Task to carry out -
Every line must be returned precisely as it is written.

Stored data
════════════════════
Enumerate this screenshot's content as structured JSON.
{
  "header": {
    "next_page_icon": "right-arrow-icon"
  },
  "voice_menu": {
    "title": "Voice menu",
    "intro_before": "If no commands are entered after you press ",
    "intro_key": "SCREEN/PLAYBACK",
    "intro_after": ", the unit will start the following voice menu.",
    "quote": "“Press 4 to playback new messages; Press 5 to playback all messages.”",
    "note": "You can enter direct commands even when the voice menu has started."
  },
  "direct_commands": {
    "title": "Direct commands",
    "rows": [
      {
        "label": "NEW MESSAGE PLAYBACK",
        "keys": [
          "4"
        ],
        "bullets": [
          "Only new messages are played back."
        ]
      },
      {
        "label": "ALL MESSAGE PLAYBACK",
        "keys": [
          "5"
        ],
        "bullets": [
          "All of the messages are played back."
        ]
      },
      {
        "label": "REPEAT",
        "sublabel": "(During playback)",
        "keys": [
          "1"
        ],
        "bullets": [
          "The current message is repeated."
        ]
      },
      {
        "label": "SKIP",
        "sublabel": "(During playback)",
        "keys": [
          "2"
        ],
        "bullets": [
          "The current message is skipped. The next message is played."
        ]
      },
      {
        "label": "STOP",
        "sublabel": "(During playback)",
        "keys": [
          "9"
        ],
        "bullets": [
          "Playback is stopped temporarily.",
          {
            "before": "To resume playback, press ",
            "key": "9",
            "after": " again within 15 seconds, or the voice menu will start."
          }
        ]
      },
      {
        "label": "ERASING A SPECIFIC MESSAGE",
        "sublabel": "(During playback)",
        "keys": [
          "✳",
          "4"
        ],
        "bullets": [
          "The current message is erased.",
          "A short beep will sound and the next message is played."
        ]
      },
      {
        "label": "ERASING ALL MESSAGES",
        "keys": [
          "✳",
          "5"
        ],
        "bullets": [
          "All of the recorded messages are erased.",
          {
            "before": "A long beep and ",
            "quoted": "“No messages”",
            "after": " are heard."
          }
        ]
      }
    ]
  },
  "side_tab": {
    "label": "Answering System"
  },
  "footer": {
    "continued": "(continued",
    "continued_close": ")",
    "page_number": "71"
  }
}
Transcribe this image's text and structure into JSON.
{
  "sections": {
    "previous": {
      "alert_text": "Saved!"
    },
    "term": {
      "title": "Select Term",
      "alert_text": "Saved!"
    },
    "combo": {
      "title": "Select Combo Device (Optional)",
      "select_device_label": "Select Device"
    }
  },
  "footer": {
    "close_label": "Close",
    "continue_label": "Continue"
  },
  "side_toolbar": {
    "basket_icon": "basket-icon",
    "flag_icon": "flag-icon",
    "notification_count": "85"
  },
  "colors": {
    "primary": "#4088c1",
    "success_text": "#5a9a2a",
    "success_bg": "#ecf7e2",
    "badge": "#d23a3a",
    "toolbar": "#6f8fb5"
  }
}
════════════════════
Result below -
Enumerate this screenshot's content as structured JSON.
{
  "header": {
    "next_page_icon": "right-arrow-icon"
  },
  "voice_menu": {
    "title": "Voice menu",
    "intro_before": "If no commands are entered after you press ",
    "intro_key": "SCREEN/PLAYBACK",
    "intro_after": ", the unit will start the following voice menu.",
    "quote": "“Press 4 to playback new messages; Press 5 to playback all messages.”",
    "note": "You can enter direct commands even when the voice menu has started."
  },
  "direct_commands": {
    "title": "Direct commands",
    "rows": [
      {
        "label": "NEW MESSAGE PLAYBACK",
        "keys": [
          "4"
        ],
        "bullets": [
          "Only new messages are played back."
        ]
      },
      {
        "label": "ALL MESSAGE PLAYBACK",
        "keys": [
          "5"
        ],
        "bullets": [
          "All of the messages are played back."
        ]
      },
      {
        "label": "REPEAT",
        "sublabel": "(During playback)",
        "keys": [
          "1"
        ],
        "bullets": [
          "The current message is repeated."
        ]
      },
      {
        "label": "SKIP",
        "sublabel": "(During playback)",
        "keys": [
          "2"
        ],
        "bullets": [
          "The current message is skipped. The next message is played."
        ]
      },
      {
        "label": "STOP",
        "sublabel": "(During playback)",
        "keys": [
          "9"
        ],
        "bullets": [
          "Playback is stopped temporarily.",
          {
            "before": "To resume playback, press ",
            "key": "9",
            "after": " again within 15 seconds, or the voice menu will start."
          }
        ]
      },
      {
        "label": "ERASING A SPECIFIC MESSAGE",
        "sublabel": "(During playback)",
        "keys": [
          "✳",
          "4"
        ],
        "bullets": [
          "The current message is erased.",
          "A short beep will sound and the next message is played."
        ]
      },
      {
        "label": "ERASING ALL MESSAGES",
        "keys": [
          "✳",
          "5"
        ],
        "bullets": [
          "All of the recorded messages are erased.",
          {
            "before": "A long beep and ",
            "quoted": "“No messages”",
            "after": " are heard."
          }
        ]
      }
    ]
  },
  "side_tab": {
    "label": "Answering System"
  },
  "footer": {
    "continued": "(continued",
    "continued_close": ")",
    "page_number": "71"
  }
}
Transcribe this image's text and structure into JSON.
{
  "sections": {
    "previous": {
      "alert_text": "Saved!"
    },
    "term": {
      "title": "Select Term",
      "alert_text": "Saved!"
    },
    "combo": {
      "title": "Select Combo Device (Optional)",
      "select_device_label": "Select Device"
    }
  },
  "footer": {
    "close_label": "Close",
    "continue_label": "Continue"
  },
  "side_toolbar": {
    "basket_icon": "basket-icon",
    "flag_icon": "flag-icon",
    "notification_count": "85"
  },
  "colors": {
    "primary": "#4088c1",
    "success_text": "#5a9a2a",
    "success_bg": "#ecf7e2",
    "badge": "#d23a3a",
    "toolbar": "#6f8fb5"
  }
}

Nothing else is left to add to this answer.